Render every entry exactly as it appears.
— START DATA ENTRIES —
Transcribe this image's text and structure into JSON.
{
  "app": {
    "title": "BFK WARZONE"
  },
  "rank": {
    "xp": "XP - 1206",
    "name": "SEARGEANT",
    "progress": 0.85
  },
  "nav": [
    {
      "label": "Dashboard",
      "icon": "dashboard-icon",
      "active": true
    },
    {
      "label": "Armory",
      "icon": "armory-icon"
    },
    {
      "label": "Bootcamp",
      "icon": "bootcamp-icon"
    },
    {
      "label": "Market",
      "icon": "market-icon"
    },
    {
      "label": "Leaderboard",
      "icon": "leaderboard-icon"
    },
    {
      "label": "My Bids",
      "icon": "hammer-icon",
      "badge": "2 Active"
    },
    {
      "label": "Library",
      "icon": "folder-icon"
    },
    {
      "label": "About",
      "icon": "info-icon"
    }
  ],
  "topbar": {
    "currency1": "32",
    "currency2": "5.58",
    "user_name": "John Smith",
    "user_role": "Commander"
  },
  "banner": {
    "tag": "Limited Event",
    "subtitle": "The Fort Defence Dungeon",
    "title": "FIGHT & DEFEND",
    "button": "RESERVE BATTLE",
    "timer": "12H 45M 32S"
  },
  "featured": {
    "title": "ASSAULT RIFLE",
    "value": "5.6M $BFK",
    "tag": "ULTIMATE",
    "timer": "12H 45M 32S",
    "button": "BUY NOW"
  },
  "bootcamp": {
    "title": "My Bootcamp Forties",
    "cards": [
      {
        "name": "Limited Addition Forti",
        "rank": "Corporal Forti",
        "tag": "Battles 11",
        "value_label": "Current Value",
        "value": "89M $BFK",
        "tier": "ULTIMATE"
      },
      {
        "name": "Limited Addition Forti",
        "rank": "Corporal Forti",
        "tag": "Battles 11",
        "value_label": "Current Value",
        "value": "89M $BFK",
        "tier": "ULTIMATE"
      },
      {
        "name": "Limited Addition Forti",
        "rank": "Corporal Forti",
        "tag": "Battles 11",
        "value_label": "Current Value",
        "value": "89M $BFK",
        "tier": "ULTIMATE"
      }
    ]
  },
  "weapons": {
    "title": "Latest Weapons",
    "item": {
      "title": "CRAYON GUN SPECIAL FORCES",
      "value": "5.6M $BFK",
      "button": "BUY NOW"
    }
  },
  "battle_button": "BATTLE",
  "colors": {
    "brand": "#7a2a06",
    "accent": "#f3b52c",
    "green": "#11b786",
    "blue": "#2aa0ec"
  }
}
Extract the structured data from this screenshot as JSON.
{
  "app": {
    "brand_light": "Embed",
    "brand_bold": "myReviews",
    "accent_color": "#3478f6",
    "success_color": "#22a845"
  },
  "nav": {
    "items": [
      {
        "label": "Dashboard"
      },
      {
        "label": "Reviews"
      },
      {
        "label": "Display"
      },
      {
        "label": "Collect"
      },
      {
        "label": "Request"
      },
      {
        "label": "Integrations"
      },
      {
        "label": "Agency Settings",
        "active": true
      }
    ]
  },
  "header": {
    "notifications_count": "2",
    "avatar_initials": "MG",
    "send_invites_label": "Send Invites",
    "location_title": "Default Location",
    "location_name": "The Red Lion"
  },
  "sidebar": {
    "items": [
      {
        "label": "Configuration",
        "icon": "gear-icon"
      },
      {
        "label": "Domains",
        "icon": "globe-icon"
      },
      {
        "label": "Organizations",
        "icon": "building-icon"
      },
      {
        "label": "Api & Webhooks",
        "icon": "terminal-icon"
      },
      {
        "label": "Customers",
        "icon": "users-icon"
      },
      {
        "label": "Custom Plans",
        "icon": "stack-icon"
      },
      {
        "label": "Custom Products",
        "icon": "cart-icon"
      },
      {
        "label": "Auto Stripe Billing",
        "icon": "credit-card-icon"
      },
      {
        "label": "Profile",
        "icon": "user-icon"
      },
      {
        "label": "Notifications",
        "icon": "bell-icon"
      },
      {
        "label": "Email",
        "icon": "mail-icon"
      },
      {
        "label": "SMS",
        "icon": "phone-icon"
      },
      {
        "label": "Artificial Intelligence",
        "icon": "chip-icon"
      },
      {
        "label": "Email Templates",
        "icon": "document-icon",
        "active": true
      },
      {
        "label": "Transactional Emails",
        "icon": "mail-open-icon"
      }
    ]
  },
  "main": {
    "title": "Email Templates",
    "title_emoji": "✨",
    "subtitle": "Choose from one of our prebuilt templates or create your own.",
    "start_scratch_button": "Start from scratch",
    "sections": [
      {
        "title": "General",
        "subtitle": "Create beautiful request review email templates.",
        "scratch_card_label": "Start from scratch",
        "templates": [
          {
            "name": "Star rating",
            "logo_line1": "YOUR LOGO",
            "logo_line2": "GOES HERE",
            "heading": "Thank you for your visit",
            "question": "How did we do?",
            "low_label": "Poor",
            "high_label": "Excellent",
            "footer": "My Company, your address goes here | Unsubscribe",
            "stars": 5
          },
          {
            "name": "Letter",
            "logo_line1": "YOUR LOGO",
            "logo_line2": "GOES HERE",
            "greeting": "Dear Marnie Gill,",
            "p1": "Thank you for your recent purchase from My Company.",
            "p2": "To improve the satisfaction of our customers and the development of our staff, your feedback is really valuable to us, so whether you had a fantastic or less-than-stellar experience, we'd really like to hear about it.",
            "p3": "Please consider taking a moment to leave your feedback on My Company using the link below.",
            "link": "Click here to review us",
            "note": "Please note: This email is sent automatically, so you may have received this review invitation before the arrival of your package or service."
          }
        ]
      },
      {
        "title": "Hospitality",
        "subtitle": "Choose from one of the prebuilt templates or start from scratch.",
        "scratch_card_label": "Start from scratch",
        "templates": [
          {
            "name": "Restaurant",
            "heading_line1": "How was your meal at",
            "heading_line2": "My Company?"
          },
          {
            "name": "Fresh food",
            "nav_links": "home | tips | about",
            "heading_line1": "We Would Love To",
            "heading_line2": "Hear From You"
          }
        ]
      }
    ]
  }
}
— END DATA ENTRIES —
EXERCISE SOLUTION
Transcribe this image's text and structure into JSON.
{
  "app": {
    "title": "BFK WARZONE"
  },
  "rank": {
    "xp": "XP - 1206",
    "name": "SEARGEANT",
    "progress": 0.85
  },
  "nav": [
    {
      "label": "Dashboard",
      "icon": "dashboard-icon",
      "active": true
    },
    {
      "label": "Armory",
      "icon": "armory-icon"
    },
    {
      "label": "Bootcamp",
      "icon": "bootcamp-icon"
    },
    {
      "label": "Market",
      "icon": "market-icon"
    },
    {
      "label": "Leaderboard",
      "icon": "leaderboard-icon"
    },
    {
      "label": "My Bids",
      "icon": "hammer-icon",
      "badge": "2 Active"
    },
    {
      "label": "Library",
      "icon": "folder-icon"
    },
    {
      "label": "About",
      "icon": "info-icon"
    }
  ],
  "topbar": {
    "currency1": "32",
    "currency2": "5.58",
    "user_name": "John Smith",
    "user_role": "Commander"
  },
  "banner": {
    "tag": "Limited Event",
    "subtitle": "The Fort Defence Dungeon",
    "title": "FIGHT & DEFEND",
    "button": "RESERVE BATTLE",
    "timer": "12H 45M 32S"
  },
  "featured": {
    "title": "ASSAULT RIFLE",
    "value": "5.6M $BFK",
    "tag": "ULTIMATE",
    "timer": "12H 45M 32S",
    "button": "BUY NOW"
  },
  "bootcamp": {
    "title": "My Bootcamp Forties",
    "cards": [
      {
        "name": "Limited Addition Forti",
        "rank": "Corporal Forti",
        "tag": "Battles 11",
        "value_label": "Current Value",
        "value": "89M $BFK",
        "tier": "ULTIMATE"
      },
      {
        "name": "Limited Addition Forti",
        "rank": "Corporal Forti",
        "tag": "Battles 11",
        "value_label": "Current Value",
        "value": "89M $BFK",
        "tier": "ULTIMATE"
      },
      {
        "name": "Limited Addition Forti",
        "rank": "Corporal Forti",
        "tag": "Battles 11",
        "value_label": "Current Value",
        "value": "89M $BFK",
        "tier": "ULTIMATE"
      }
    ]
  },
  "weapons": {
    "title": "Latest Weapons",
    "item": {
      "title": "CRAYON GUN SPECIAL FORCES",
      "value": "5.6M $BFK",
      "button": "BUY NOW"
    }
  },
  "battle_button": "BATTLE",
  "colors": {
    "brand": "#7a2a06",
    "accent": "#f3b52c",
    "green": "#11b786",
    "blue": "#2aa0ec"
  }
}
Extract the structured data from this screenshot as JSON.
{
  "app": {
    "brand_light": "Embed",
    "brand_bold": "myReviews",
    "accent_color": "#3478f6",
    "success_color": "#22a845"
  },
  "nav": {
    "items": [
      {
        "label": "Dashboard"
      },
      {
        "label": "Reviews"
      },
      {
        "label": "Display"
      },
      {
        "label": "Collect"
      },
      {
        "label": "Request"
      },
      {
        "label": "Integrations"
      },
      {
        "label": "Agency Settings",
        "active": true
      }
    ]
  },
  "header": {
    "notifications_count": "2",
    "avatar_initials": "MG",
    "send_invites_label": "Send Invites",
    "location_title": "Default Location",
    "location_name": "The Red Lion"
  },
  "sidebar": {
    "items": [
      {
        "label": "Configuration",
        "icon": "gear-icon"
      },
      {
        "label": "Domains",
        "icon": "globe-icon"
      },
      {
        "label": "Organizations",
        "icon": "building-icon"
      },
      {
        "label": "Api & Webhooks",
        "icon": "terminal-icon"
      },
      {
        "label": "Customers",
        "icon": "users-icon"
      },
      {
        "label": "Custom Plans",
        "icon": "stack-icon"
      },
      {
        "label": "Custom Products",
        "icon": "cart-icon"
      },
      {
        "label": "Auto Stripe Billing",
        "icon": "credit-card-icon"
      },
      {
        "label": "Profile",
        "icon": "user-icon"
      },
      {
        "label": "Notifications",
        "icon": "bell-icon"
      },
      {
        "label": "Email",
        "icon": "mail-icon"
      },
      {
        "label": "SMS",
        "icon": "phone-icon"
      },
      {
        "label": "Artificial Intelligence",
        "icon": "chip-icon"
      },
      {
        "label": "Email Templates",
        "icon": "document-icon",
        "active": true
      },
      {
        "label": "Transactional Emails",
        "icon": "mail-open-icon"
      }
    ]
  },
  "main": {
    "title": "Email Templates",
    "title_emoji": "✨",
    "subtitle": "Choose from one of our prebuilt templates or create your own.",
    "start_scratch_button": "Start from scratch",
    "sections": [
      {
        "title": "General",
        "subtitle": "Create beautiful request review email templates.",
        "scratch_card_label": "Start from scratch",
        "templates": [
          {
            "name": "Star rating",
            "logo_line1": "YOUR LOGO",
            "logo_line2": "GOES HERE",
            "heading": "Thank you for your visit",
            "question": "How did we do?",
            "low_label": "Poor",
            "high_label": "Excellent",
            "footer": "My Company, your address goes here | Unsubscribe",
            "stars": 5
          },
          {
            "name": "Letter",
            "logo_line1": "YOUR LOGO",
            "logo_line2": "GOES HERE",
            "greeting": "Dear Marnie Gill,",
            "p1": "Thank you for your recent purchase from My Company.",
            "p2": "To improve the satisfaction of our customers and the development of our staff, your feedback is really valuable to us, so whether you had a fantastic or less-than-stellar experience, we'd really like to hear about it.",
            "p3": "Please consider taking a moment to leave your feedback on My Company using the link below.",
            "link": "Click here to review us",
            "note": "Please note: This email is sent automatically, so you may have received this review invitation before the arrival of your package or service."
          }
        ]
      },
      {
        "title": "Hospitality",
        "subtitle": "Choose from one of the prebuilt templates or start from scratch.",
        "scratch_card_label": "Start from scratch",
        "templates": [
          {
            "name": "Restaurant",
            "heading_line1": "How was your meal at",
            "heading_line2": "My Company?"
          },
          {
            "name": "Fresh food",
            "nav_links": "home | tips | about",
            "heading_line1": "We Would Love To",
            "heading_line2": "Hear From You"
          }
        ]
      }
    ]
  }
}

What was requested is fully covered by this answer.